## Exercise
Check the listing below line by line and report how many lines hold "text", with no other words.

## Material supplied
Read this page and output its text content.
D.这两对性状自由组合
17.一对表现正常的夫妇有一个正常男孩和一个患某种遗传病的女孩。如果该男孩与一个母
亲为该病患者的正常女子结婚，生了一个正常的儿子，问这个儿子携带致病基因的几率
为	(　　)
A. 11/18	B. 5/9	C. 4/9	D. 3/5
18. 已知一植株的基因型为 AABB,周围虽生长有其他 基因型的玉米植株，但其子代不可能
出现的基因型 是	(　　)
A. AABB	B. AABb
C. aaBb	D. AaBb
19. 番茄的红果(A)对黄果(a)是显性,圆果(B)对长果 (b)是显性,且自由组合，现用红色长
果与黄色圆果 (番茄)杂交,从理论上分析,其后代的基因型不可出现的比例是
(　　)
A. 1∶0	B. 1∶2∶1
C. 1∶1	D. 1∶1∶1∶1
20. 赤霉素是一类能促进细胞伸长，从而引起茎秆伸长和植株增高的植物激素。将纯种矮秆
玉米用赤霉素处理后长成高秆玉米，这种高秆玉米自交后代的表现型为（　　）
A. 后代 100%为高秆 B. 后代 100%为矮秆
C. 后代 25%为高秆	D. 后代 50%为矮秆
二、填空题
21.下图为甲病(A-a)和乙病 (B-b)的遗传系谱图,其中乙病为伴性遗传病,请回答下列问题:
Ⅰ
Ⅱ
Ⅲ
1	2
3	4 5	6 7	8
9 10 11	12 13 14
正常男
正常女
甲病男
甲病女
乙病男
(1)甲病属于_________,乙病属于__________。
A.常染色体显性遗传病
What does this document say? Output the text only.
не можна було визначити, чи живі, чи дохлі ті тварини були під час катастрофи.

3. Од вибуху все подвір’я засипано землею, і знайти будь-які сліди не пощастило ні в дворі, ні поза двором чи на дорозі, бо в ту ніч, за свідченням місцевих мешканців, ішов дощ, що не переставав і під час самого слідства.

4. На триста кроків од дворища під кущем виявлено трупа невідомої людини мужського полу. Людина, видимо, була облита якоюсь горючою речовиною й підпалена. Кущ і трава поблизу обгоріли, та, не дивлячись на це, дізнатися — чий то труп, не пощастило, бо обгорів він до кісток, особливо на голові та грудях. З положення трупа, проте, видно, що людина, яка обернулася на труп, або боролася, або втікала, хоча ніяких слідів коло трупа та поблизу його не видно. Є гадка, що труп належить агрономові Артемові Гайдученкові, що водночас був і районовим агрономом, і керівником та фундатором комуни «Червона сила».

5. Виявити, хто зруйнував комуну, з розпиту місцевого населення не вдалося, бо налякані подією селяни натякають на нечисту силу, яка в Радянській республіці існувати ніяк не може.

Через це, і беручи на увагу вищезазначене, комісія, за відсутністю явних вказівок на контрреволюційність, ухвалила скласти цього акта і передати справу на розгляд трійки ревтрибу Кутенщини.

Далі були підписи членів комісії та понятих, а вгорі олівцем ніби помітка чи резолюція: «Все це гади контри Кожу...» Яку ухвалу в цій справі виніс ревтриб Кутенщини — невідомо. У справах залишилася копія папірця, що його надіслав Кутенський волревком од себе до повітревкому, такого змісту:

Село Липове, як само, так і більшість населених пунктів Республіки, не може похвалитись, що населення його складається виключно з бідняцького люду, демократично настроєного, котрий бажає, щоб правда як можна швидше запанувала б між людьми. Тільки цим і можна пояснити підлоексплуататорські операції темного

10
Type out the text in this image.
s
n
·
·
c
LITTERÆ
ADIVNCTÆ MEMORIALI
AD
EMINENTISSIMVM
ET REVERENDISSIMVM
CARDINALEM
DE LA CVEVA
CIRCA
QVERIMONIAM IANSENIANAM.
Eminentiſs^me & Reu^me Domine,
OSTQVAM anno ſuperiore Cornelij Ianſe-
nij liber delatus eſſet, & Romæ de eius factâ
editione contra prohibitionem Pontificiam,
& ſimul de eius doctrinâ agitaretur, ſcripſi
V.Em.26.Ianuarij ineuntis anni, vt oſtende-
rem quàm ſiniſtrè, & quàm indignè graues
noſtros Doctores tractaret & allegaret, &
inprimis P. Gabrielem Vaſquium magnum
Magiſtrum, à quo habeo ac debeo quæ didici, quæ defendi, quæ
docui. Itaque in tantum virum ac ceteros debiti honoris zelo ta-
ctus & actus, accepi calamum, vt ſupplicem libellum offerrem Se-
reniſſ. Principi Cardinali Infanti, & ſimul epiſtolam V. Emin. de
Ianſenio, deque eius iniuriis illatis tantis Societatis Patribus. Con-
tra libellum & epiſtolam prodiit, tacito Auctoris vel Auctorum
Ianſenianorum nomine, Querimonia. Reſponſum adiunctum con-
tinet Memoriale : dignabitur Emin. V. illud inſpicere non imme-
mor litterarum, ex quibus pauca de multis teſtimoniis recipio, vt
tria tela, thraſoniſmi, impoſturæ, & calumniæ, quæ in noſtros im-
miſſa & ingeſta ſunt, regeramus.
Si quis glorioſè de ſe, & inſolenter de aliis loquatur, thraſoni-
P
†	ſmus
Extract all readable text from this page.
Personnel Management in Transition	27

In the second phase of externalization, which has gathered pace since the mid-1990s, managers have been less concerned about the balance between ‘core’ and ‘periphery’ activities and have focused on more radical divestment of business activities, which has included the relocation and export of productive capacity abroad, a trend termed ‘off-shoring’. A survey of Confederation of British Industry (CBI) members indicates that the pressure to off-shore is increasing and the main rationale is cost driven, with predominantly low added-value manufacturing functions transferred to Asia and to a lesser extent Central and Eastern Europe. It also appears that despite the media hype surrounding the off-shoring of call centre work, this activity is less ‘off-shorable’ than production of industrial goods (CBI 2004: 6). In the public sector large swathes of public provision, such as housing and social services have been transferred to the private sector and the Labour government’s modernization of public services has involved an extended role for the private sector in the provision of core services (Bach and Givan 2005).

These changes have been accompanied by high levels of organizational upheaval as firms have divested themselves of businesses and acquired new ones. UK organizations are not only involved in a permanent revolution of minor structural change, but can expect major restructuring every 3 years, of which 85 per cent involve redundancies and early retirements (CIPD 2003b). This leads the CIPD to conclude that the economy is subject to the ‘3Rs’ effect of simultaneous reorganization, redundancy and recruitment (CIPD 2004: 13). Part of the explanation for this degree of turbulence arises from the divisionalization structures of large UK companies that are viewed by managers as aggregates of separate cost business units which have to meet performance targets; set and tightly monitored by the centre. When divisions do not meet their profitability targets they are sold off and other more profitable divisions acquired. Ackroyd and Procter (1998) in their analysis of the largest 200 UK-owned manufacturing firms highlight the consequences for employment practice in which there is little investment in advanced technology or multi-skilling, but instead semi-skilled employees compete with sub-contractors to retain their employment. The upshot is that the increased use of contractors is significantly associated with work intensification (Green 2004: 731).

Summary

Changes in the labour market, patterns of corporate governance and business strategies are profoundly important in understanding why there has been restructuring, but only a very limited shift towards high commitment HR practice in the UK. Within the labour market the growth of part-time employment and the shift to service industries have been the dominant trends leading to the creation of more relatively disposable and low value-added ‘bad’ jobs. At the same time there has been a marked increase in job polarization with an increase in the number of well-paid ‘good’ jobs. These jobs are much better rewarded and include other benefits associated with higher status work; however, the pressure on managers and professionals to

## The output
4